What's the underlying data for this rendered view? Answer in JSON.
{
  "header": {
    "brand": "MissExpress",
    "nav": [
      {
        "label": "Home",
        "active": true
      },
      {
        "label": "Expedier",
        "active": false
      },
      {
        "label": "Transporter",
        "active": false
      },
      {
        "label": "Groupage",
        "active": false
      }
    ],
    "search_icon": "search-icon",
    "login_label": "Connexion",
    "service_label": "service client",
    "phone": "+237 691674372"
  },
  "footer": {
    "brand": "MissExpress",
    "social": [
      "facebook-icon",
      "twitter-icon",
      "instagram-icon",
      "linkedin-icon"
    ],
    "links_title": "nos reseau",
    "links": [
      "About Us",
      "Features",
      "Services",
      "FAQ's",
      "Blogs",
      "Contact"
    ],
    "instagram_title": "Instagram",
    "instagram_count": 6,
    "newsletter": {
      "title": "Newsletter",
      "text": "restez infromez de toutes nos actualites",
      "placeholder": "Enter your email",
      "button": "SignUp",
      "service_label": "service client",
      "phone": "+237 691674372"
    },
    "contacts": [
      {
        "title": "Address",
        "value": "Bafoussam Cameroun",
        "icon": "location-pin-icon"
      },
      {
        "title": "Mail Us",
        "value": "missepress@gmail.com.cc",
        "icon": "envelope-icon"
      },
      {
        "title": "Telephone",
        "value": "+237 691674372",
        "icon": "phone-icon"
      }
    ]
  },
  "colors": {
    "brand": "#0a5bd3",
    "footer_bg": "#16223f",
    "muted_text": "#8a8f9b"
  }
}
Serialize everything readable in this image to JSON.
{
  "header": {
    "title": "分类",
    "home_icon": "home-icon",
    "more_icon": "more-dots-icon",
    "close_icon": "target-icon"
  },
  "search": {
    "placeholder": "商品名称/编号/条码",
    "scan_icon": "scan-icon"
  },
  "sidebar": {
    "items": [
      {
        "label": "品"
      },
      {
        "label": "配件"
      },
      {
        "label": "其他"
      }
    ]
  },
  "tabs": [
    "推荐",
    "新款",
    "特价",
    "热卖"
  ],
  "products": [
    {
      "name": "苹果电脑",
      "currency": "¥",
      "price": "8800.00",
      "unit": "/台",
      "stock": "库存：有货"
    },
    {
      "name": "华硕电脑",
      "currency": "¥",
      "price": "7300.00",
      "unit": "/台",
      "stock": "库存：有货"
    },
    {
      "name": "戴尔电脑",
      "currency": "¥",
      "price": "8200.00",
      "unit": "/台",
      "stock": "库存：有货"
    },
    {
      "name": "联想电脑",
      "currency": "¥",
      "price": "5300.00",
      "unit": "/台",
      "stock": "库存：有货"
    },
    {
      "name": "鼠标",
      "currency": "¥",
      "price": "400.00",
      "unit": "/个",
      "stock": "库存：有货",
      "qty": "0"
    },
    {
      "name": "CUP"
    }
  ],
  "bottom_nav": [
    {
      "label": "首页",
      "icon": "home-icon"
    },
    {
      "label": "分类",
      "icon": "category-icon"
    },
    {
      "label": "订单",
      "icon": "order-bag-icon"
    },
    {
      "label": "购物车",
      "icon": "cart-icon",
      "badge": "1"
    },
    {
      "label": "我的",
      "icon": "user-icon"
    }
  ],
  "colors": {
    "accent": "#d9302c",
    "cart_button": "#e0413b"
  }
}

*Short task*
Transcribe all of the material exactly. Omit nothing.

*Output for this task*
What's the underlying data for this rendered view? Answer in JSON.
{
  "header": {
    "brand": "MissExpress",
    "nav": [
      {
        "label": "Home",
        "active": true
      },
      {
        "label": "Expedier",
        "active": false
      },
      {
        "label": "Transporter",
        "active": false
      },
      {
        "label": "Groupage",
        "active": false
      }
    ],
    "search_icon": "search-icon",
    "login_label": "Connexion",
    "service_label": "service client",
    "phone": "+237 691674372"
  },
  "footer": {
    "brand": "MissExpress",
    "social": [
      "facebook-icon",
      "twitter-icon",
      "instagram-icon",
      "linkedin-icon"
    ],
    "links_title": "nos reseau",
    "links": [
      "About Us",
      "Features",
      "Services",
      "FAQ's",
      "Blogs",
      "Contact"
    ],
    "instagram_title": "Instagram",
    "instagram_count": 6,
    "newsletter": {
      "title": "Newsletter",
      "text": "restez infromez de toutes nos actualites",
      "placeholder": "Enter your email",
      "button": "SignUp",
      "service_label": "service client",
      "phone": "+237 691674372"
    },
    "contacts": [
      {
        "title": "Address",
        "value": "Bafoussam Cameroun",
        "icon": "location-pin-icon"
      },
      {
        "title": "Mail Us",
        "value": "missepress@gmail.com.cc",
        "icon": "envelope-icon"
      },
      {
        "title": "Telephone",
        "value": "+237 691674372",
        "icon": "phone-icon"
      }
    ]
  },
  "colors": {
    "brand": "#0a5bd3",
    "footer_bg": "#16223f",
    "muted_text": "#8a8f9b"
  }
}
Serialize everything readable in this image to JSON.
{
  "header": {
    "title": "分类",
    "home_icon": "home-icon",
    "more_icon": "more-dots-icon",
    "close_icon": "target-icon"
  },
  "search": {
    "placeholder": "商品名称/编号/条码",
    "scan_icon": "scan-icon"
  },
  "sidebar": {
    "items": [
      {
        "label": "品"
      },
      {
        "label": "配件"
      },
      {
        "label": "其他"
      }
    ]
  },
  "tabs": [
    "推荐",
    "新款",
    "特价",
    "热卖"
  ],
  "products": [
    {
      "name": "苹果电脑",
      "currency": "¥",
      "price": "8800.00",
      "unit": "/台",
      "stock": "库存：有货"
    },
    {
      "name": "华硕电脑",
      "currency": "¥",
      "price": "7300.00",
      "unit": "/台",
      "stock": "库存：有货"
    },
    {
      "name": "戴尔电脑",
      "currency": "¥",
      "price": "8200.00",
      "unit": "/台",
      "stock": "库存：有货"
    },
    {
      "name": "联想电脑",
      "currency": "¥",
      "price": "5300.00",
      "unit": "/台",
      "stock": "库存：有货"
    },
    {
      "name": "鼠标",
      "currency": "¥",
      "price": "400.00",
      "unit": "/个",
      "stock": "库存：有货",
      "qty": "0"
    },
    {
      "name": "CUP"
    }
  ],
  "bottom_nav": [
    {
      "label": "首页",
      "icon": "home-icon"
    },
    {
      "label": "分类",
      "icon": "category-icon"
    },
    {
      "label": "订单",
      "icon": "order-bag-icon"
    },
    {
      "label": "购物车",
      "icon": "cart-icon",
      "badge": "1"
    },
    {
      "label": "我的",
      "icon": "user-icon"
    }
  ],
  "colors": {
    "accent": "#d9302c",
    "cart_button": "#e0413b"
  }
}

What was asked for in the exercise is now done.